▸ **Task details**: Return the complete listing that follows, with each line reproduced exactly.

▸ **Material for this task**:
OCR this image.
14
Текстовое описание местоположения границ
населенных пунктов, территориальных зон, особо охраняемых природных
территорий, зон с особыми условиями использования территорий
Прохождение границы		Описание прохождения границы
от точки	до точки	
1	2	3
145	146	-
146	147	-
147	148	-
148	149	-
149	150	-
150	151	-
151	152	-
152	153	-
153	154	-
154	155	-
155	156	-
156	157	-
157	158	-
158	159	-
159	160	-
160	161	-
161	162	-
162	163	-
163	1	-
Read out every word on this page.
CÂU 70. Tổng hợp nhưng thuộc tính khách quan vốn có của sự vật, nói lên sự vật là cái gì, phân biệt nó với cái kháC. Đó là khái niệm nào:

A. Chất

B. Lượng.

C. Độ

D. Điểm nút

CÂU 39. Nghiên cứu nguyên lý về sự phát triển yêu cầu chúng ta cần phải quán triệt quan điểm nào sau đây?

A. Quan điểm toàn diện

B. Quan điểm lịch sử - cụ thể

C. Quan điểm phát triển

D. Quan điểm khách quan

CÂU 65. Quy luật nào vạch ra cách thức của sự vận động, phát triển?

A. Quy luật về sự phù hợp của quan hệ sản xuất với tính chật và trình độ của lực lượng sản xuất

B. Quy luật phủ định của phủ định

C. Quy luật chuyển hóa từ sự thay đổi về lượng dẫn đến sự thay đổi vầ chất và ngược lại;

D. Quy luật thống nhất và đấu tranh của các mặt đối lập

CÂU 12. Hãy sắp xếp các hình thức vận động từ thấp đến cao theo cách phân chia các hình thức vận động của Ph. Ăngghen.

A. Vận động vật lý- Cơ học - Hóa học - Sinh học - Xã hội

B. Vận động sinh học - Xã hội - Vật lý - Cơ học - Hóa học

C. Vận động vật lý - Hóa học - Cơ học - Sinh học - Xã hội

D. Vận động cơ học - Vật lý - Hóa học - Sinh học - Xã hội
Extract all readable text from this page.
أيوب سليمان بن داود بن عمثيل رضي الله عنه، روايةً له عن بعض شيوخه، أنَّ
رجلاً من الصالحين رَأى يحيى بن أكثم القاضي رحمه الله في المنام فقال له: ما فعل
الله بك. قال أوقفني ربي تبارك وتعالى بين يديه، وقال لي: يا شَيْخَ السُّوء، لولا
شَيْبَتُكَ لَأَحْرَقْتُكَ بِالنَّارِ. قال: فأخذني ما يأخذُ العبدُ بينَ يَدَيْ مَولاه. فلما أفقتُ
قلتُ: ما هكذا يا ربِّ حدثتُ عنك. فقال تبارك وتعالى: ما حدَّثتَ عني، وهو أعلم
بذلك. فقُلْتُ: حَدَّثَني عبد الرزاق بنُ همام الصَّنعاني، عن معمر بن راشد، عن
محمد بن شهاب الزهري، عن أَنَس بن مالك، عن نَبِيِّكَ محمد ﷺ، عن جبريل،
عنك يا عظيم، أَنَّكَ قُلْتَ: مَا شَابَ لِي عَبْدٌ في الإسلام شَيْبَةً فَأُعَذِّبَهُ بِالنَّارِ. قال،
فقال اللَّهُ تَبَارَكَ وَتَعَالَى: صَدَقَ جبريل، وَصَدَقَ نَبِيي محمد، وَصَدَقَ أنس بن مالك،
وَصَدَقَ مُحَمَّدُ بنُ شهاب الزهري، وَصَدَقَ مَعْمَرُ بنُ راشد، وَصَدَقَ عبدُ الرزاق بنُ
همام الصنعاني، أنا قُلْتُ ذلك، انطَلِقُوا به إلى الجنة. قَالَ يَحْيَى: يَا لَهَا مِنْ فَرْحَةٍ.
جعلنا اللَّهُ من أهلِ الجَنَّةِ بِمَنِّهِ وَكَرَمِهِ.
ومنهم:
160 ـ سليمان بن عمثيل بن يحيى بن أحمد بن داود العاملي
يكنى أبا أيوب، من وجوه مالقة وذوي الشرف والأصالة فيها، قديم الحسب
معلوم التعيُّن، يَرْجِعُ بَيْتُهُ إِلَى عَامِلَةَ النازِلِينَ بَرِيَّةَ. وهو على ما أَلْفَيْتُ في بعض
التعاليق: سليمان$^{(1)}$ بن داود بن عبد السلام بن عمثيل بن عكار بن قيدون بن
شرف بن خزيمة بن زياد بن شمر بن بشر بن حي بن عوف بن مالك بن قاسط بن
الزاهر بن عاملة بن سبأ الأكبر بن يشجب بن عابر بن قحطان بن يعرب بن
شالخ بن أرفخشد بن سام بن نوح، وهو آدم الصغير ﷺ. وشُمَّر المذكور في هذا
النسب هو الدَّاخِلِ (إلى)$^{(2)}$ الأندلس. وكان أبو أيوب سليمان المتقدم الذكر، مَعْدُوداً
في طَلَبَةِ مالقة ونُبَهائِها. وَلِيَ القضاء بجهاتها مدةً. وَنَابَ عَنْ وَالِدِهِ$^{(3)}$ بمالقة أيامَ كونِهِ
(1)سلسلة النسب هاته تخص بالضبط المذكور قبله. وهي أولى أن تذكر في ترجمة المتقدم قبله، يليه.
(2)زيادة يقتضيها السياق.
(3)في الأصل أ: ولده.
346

▸ **Output of the exercise**:
OCR this image.
14
Текстовое описание местоположения границ
населенных пунктов, территориальных зон, особо охраняемых природных
территорий, зон с особыми условиями использования территорий
Прохождение границы		Описание прохождения границы
от точки	до точки	
1	2	3
145	146	-
146	147	-
147	148	-
148	149	-
149	150	-
150	151	-
151	152	-
152	153	-
153	154	-
154	155	-
155	156	-
156	157	-
157	158	-
158	159	-
159	160	-
160	161	-
161	162	-
162	163	-
163	1	-
Read out every word on this page.
CÂU 70. Tổng hợp nhưng thuộc tính khách quan vốn có của sự vật, nói lên sự vật là cái gì, phân biệt nó với cái kháC. Đó là khái niệm nào:

A. Chất

B. Lượng.

C. Độ

D. Điểm nút

CÂU 39. Nghiên cứu nguyên lý về sự phát triển yêu cầu chúng ta cần phải quán triệt quan điểm nào sau đây?

A. Quan điểm toàn diện

B. Quan điểm lịch sử - cụ thể

C. Quan điểm phát triển

D. Quan điểm khách quan

CÂU 65. Quy luật nào vạch ra cách thức của sự vận động, phát triển?

A. Quy luật về sự phù hợp của quan hệ sản xuất với tính chật và trình độ của lực lượng sản xuất

B. Quy luật phủ định của phủ định

C. Quy luật chuyển hóa từ sự thay đổi về lượng dẫn đến sự thay đổi vầ chất và ngược lại;

D. Quy luật thống nhất và đấu tranh của các mặt đối lập

CÂU 12. Hãy sắp xếp các hình thức vận động từ thấp đến cao theo cách phân chia các hình thức vận động của Ph. Ăngghen.

A. Vận động vật lý- Cơ học - Hóa học - Sinh học - Xã hội

B. Vận động sinh học - Xã hội - Vật lý - Cơ học - Hóa học

C. Vận động vật lý - Hóa học - Cơ học - Sinh học - Xã hội

D. Vận động cơ học - Vật lý - Hóa học - Sinh học - Xã hội
Extract all readable text from this page.
أيوب سليمان بن داود بن عمثيل رضي الله عنه، روايةً له عن بعض شيوخه، أنَّ
رجلاً من الصالحين رَأى يحيى بن أكثم القاضي رحمه الله في المنام فقال له: ما فعل
الله بك. قال أوقفني ربي تبارك وتعالى بين يديه، وقال لي: يا شَيْخَ السُّوء، لولا
شَيْبَتُكَ لَأَحْرَقْتُكَ بِالنَّارِ. قال: فأخذني ما يأخذُ العبدُ بينَ يَدَيْ مَولاه. فلما أفقتُ
قلتُ: ما هكذا يا ربِّ حدثتُ عنك. فقال تبارك وتعالى: ما حدَّثتَ عني، وهو أعلم
بذلك. فقُلْتُ: حَدَّثَني عبد الرزاق بنُ همام الصَّنعاني، عن معمر بن راشد، عن
محمد بن شهاب الزهري، عن أَنَس بن مالك، عن نَبِيِّكَ محمد ﷺ، عن جبريل،
عنك يا عظيم، أَنَّكَ قُلْتَ: مَا شَابَ لِي عَبْدٌ في الإسلام شَيْبَةً فَأُعَذِّبَهُ بِالنَّارِ. قال،
فقال اللَّهُ تَبَارَكَ وَتَعَالَى: صَدَقَ جبريل، وَصَدَقَ نَبِيي محمد، وَصَدَقَ أنس بن مالك،
وَصَدَقَ مُحَمَّدُ بنُ شهاب الزهري، وَصَدَقَ مَعْمَرُ بنُ راشد، وَصَدَقَ عبدُ الرزاق بنُ
همام الصنعاني، أنا قُلْتُ ذلك، انطَلِقُوا به إلى الجنة. قَالَ يَحْيَى: يَا لَهَا مِنْ فَرْحَةٍ.
جعلنا اللَّهُ من أهلِ الجَنَّةِ بِمَنِّهِ وَكَرَمِهِ.
ومنهم:
160 ـ سليمان بن عمثيل بن يحيى بن أحمد بن داود العاملي
يكنى أبا أيوب، من وجوه مالقة وذوي الشرف والأصالة فيها، قديم الحسب
معلوم التعيُّن، يَرْجِعُ بَيْتُهُ إِلَى عَامِلَةَ النازِلِينَ بَرِيَّةَ. وهو على ما أَلْفَيْتُ في بعض
التعاليق: سليمان$^{(1)}$ بن داود بن عبد السلام بن عمثيل بن عكار بن قيدون بن
شرف بن خزيمة بن زياد بن شمر بن بشر بن حي بن عوف بن مالك بن قاسط بن
الزاهر بن عاملة بن سبأ الأكبر بن يشجب بن عابر بن قحطان بن يعرب بن
شالخ بن أرفخشد بن سام بن نوح، وهو آدم الصغير ﷺ. وشُمَّر المذكور في هذا
النسب هو الدَّاخِلِ (إلى)$^{(2)}$ الأندلس. وكان أبو أيوب سليمان المتقدم الذكر، مَعْدُوداً
في طَلَبَةِ مالقة ونُبَهائِها. وَلِيَ القضاء بجهاتها مدةً. وَنَابَ عَنْ وَالِدِهِ$^{(3)}$ بمالقة أيامَ كونِهِ
(1)سلسلة النسب هاته تخص بالضبط المذكور قبله. وهي أولى أن تذكر في ترجمة المتقدم قبله، يليه.
(2)زيادة يقتضيها السياق.
(3)في الأصل أ: ولده.
346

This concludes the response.